* WHAT YOU WILL DO
1. Transcribe the stretch of the passage on resistance exercise and plasma proteins from "Furthermore, the knee" through "therapy are needed.".
2. Answer these questions using the passage on resistance exercise and plasma proteins:
(a) After exercise, the knee extension force variable was correlated with plasma proteins involved in which three things?
(b) Earlier studies on the same cohort looked at which four kinds of molecules?
(c) Which circulating molecules changed after exercise?

* EXERCISE TEXT
────────────────────
Furthermore, the knee extension force variable was additionally correlated with plasma proteins involved in wound healing, inflammatory response, and tissue development after exercise (Fig. S5c, Supplemental Digital Content, Appendix, http://links.lww.com/MSS/C433). The proteins correlated with improved muscle force in the quadriceps muscle and the enriched processes might reflect trends of changes in the muscles that are reflected systemically after exercise in FM. Further studies that examine the implications of this finding and why this specific FM subset benefits more than other FM subsets from resistance exercise therapy are needed.

Several of the previously published studies on the same cohort have investigated selected cytokines (20,21), metabolites (26), neuropeptides (54), and endocannabinoids (27). The effect of resistance exercise on these circulating molecules have been sparse; only IL-1ra, glutamate, pyruvate, glucose, anandamide, and stearoylethanolamide were changed after exercise, findings that suggest a change in the metabolic and inflammatory lipid profile in FM after exercise. Taken together, the significant proteins and associated enriched protein networks seen at baseline and postexercise in FM in this study suggest there are several ongoing mechanisms involved and that these processes, to some extent, could be modulated by exercise in FM.
────────────────────
* MATERIAL SUPPLIED
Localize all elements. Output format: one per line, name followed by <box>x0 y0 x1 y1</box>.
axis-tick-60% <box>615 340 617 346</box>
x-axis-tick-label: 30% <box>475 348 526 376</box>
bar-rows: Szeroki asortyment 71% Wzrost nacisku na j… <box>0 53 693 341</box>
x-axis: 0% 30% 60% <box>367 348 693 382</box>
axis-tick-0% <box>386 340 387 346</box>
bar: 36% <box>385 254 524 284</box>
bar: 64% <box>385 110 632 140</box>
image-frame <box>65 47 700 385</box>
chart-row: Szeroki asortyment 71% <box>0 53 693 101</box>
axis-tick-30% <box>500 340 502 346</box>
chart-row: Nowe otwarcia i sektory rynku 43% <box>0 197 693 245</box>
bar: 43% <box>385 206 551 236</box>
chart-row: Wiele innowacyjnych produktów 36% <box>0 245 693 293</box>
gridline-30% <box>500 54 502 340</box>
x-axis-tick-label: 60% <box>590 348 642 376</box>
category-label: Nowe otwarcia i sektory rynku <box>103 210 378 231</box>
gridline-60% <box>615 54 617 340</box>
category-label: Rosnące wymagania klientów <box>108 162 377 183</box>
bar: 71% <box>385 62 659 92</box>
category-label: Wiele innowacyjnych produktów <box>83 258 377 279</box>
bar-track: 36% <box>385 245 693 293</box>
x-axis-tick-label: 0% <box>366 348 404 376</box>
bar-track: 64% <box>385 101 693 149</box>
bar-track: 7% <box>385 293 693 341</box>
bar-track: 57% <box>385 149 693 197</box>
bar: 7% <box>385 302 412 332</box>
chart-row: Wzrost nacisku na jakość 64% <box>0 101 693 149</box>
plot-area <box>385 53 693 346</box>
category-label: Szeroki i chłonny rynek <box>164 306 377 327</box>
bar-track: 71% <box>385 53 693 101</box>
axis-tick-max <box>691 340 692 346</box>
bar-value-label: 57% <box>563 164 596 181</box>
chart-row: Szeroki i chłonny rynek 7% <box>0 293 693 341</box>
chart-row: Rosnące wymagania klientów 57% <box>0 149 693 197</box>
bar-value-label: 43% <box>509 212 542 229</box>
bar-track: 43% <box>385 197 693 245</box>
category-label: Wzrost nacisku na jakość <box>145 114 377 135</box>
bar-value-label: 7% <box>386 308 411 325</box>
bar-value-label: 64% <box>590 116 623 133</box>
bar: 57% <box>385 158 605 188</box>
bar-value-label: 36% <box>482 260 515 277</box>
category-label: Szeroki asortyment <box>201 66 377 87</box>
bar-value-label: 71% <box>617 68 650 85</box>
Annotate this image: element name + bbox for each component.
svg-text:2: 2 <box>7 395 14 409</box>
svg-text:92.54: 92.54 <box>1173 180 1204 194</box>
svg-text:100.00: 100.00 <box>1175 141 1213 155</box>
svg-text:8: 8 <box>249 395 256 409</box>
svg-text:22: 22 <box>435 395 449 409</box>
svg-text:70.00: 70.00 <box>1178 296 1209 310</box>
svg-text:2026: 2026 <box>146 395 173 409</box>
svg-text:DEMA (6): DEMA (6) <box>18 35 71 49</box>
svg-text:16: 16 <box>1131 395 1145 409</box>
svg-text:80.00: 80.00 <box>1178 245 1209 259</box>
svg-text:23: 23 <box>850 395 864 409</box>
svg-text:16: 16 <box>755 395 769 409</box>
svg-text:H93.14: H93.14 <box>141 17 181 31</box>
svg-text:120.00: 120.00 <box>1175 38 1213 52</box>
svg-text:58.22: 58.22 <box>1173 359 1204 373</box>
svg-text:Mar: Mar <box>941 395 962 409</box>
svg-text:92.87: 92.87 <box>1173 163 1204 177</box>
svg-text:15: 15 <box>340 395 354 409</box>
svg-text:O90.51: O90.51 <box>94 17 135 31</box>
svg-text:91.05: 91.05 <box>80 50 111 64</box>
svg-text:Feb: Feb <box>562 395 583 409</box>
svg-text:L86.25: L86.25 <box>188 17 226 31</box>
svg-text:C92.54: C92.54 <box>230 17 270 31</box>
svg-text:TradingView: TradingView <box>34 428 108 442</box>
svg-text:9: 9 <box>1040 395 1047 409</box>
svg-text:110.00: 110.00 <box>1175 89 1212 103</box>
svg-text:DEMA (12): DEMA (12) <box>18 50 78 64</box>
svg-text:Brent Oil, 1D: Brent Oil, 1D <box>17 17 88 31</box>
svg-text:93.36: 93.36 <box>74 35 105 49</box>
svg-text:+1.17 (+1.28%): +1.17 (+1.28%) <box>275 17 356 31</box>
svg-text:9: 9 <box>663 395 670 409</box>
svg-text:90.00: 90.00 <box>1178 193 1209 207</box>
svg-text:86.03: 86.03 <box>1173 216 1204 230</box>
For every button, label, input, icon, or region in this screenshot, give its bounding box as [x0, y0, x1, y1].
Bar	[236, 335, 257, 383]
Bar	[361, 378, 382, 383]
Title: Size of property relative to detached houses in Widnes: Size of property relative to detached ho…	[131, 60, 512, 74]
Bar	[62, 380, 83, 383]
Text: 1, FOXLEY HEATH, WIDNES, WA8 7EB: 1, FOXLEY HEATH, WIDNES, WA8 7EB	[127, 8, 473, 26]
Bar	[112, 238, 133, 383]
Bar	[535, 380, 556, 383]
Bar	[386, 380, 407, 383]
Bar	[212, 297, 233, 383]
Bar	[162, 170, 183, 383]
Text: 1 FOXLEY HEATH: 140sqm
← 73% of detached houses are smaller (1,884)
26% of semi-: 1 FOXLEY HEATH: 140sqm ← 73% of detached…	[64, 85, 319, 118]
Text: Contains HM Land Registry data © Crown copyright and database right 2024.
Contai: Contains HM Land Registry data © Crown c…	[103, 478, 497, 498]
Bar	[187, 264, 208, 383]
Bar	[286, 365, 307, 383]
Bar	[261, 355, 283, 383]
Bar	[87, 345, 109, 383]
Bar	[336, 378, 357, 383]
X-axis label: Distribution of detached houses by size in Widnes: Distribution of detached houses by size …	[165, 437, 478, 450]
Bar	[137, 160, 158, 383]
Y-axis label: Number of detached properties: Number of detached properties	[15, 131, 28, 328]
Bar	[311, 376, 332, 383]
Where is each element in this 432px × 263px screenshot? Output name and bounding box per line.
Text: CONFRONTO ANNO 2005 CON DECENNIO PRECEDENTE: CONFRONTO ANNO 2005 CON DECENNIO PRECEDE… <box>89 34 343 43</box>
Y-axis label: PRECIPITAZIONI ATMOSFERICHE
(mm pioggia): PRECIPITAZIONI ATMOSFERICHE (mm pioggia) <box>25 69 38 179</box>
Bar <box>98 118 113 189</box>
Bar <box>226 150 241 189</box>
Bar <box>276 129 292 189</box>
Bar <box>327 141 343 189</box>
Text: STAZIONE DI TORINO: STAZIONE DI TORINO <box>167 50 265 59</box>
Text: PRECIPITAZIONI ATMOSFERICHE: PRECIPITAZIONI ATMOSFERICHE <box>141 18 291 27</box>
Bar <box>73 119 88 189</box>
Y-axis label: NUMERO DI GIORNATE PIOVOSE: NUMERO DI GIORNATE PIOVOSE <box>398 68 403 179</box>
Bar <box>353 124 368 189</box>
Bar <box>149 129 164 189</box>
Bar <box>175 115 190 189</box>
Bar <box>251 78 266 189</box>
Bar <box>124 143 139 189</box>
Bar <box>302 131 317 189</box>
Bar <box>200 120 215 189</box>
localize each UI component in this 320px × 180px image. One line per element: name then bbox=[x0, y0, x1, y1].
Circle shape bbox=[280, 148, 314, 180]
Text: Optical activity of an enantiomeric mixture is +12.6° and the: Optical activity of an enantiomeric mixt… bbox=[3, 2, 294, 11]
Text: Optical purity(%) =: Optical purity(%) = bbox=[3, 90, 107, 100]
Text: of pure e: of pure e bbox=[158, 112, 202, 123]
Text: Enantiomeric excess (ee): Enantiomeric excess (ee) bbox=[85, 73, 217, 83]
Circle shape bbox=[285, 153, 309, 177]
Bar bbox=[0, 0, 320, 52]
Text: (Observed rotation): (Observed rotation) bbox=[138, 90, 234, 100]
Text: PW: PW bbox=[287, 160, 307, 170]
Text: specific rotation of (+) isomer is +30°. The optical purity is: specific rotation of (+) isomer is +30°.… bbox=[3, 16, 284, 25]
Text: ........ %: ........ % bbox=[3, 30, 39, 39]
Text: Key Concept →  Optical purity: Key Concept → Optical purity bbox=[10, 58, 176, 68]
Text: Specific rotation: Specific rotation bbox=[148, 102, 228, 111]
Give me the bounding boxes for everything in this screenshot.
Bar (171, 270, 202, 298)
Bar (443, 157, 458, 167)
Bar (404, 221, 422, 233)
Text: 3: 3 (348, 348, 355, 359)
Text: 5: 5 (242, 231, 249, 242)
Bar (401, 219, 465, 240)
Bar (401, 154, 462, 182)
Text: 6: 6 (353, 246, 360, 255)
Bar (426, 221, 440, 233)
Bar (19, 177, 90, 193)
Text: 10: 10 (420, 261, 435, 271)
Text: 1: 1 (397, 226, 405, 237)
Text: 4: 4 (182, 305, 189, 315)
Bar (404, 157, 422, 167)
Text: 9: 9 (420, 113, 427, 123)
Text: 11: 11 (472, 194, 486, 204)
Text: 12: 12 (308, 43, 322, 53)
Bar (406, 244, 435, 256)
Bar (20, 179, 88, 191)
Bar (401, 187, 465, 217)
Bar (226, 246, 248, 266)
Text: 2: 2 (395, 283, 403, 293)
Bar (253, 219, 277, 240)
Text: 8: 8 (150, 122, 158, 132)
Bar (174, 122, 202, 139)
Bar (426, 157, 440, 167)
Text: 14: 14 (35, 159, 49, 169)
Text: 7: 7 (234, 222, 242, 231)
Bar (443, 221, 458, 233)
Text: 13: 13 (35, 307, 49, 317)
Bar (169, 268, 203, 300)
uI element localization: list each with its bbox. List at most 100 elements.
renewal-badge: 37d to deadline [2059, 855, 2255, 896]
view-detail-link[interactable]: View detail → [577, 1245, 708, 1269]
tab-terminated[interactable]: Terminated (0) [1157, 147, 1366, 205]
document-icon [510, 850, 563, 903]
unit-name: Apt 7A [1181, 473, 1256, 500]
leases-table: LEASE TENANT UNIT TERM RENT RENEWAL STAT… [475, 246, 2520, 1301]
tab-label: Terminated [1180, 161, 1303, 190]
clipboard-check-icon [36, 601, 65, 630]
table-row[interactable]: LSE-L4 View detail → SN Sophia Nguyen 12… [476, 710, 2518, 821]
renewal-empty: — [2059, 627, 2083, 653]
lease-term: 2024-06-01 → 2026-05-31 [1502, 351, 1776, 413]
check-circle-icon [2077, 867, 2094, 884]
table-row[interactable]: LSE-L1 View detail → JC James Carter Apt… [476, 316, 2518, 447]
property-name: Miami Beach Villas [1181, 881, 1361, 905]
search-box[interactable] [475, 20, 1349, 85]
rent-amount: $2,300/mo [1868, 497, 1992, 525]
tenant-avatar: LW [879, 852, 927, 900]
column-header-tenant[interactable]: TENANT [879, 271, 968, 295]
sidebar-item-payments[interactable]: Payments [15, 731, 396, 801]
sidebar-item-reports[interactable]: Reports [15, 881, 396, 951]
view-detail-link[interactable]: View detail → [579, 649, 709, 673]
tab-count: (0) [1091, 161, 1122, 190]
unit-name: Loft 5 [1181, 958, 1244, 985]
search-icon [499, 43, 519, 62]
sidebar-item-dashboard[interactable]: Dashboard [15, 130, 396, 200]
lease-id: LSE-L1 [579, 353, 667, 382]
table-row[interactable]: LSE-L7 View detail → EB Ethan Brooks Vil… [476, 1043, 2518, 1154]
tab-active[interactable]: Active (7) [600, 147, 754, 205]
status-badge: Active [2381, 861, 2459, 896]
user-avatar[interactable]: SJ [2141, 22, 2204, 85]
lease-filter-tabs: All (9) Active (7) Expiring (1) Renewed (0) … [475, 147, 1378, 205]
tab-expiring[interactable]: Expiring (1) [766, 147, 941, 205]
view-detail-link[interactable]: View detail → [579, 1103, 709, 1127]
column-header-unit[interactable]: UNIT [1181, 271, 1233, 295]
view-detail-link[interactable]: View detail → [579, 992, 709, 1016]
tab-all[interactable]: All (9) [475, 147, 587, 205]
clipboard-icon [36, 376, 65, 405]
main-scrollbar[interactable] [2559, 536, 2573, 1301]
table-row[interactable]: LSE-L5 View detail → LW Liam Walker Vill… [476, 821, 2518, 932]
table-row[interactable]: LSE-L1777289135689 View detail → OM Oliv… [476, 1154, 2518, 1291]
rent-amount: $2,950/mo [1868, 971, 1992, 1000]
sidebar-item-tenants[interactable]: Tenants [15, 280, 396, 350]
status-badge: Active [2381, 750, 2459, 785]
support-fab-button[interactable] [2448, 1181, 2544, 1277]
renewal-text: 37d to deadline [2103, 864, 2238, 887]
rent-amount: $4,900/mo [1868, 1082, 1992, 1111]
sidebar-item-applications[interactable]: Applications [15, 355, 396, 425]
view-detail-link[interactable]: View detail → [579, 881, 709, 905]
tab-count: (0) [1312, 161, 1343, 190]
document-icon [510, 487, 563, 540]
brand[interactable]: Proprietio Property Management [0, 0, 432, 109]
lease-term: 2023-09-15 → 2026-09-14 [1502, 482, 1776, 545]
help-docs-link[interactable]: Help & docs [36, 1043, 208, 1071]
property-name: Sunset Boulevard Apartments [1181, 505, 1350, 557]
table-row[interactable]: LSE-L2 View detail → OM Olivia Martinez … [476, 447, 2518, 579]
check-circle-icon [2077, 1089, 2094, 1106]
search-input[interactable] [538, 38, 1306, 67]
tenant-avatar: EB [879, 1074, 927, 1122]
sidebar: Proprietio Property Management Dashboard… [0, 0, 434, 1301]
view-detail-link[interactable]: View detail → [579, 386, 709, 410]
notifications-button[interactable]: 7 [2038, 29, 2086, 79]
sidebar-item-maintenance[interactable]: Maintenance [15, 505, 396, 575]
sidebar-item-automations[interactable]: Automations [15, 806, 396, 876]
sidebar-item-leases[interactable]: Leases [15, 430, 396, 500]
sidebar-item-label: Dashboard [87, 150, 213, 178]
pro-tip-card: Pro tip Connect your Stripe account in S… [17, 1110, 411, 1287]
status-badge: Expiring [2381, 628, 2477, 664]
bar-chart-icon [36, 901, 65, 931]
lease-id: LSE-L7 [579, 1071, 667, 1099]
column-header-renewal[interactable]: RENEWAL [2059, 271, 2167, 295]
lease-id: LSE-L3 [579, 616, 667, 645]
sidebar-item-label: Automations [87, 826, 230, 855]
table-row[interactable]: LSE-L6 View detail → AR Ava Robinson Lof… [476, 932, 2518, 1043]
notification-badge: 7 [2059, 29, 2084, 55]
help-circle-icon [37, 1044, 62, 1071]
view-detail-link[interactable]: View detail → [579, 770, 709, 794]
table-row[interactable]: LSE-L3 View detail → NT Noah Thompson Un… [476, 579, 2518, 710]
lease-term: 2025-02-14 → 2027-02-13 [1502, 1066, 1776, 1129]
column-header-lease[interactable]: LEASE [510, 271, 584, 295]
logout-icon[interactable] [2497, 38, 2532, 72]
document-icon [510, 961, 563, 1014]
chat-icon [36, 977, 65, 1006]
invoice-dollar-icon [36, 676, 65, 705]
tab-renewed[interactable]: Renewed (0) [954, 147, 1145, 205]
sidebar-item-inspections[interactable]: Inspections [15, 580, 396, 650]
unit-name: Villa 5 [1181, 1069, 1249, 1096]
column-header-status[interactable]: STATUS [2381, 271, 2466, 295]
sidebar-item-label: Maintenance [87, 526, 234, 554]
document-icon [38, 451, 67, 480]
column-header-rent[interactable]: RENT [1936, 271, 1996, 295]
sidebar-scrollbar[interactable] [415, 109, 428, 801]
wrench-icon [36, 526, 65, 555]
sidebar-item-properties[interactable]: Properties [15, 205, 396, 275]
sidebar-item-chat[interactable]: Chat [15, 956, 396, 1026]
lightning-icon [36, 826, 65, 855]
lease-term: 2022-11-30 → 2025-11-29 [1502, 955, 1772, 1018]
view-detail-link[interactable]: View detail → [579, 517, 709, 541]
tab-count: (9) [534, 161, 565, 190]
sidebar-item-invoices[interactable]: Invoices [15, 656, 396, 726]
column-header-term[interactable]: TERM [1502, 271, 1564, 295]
────────────────────
* EXPECTED OUTPUTS
1.
Furthermore, the knee extension force variable was additionally correlated with plasma proteins involved in wound healing, inflammatory response, and tissue development after exercise (Fig. S5c, Supplemental Digital Content, Appendix, http://links.lww.com/MSS/C433). The proteins correlated with improved muscle force in the quadriceps muscle and the enriched processes might reflect trends of changes in the muscles that are reflected systemically after exercise in FM. Further studies that examine the implications of this finding and why this specific FM subset benefits more than other FM subsets from resistance exercise therapy are needed.

2.
(a) Wound healing, inflammatory response, and tissue development.
(b) Selected cytokines, metabolites, neuropeptides, and endocannabinoids.
(c) IL-1ra, glutamate, pyruvate, glucose, anandamide, and stearoylethanolamide.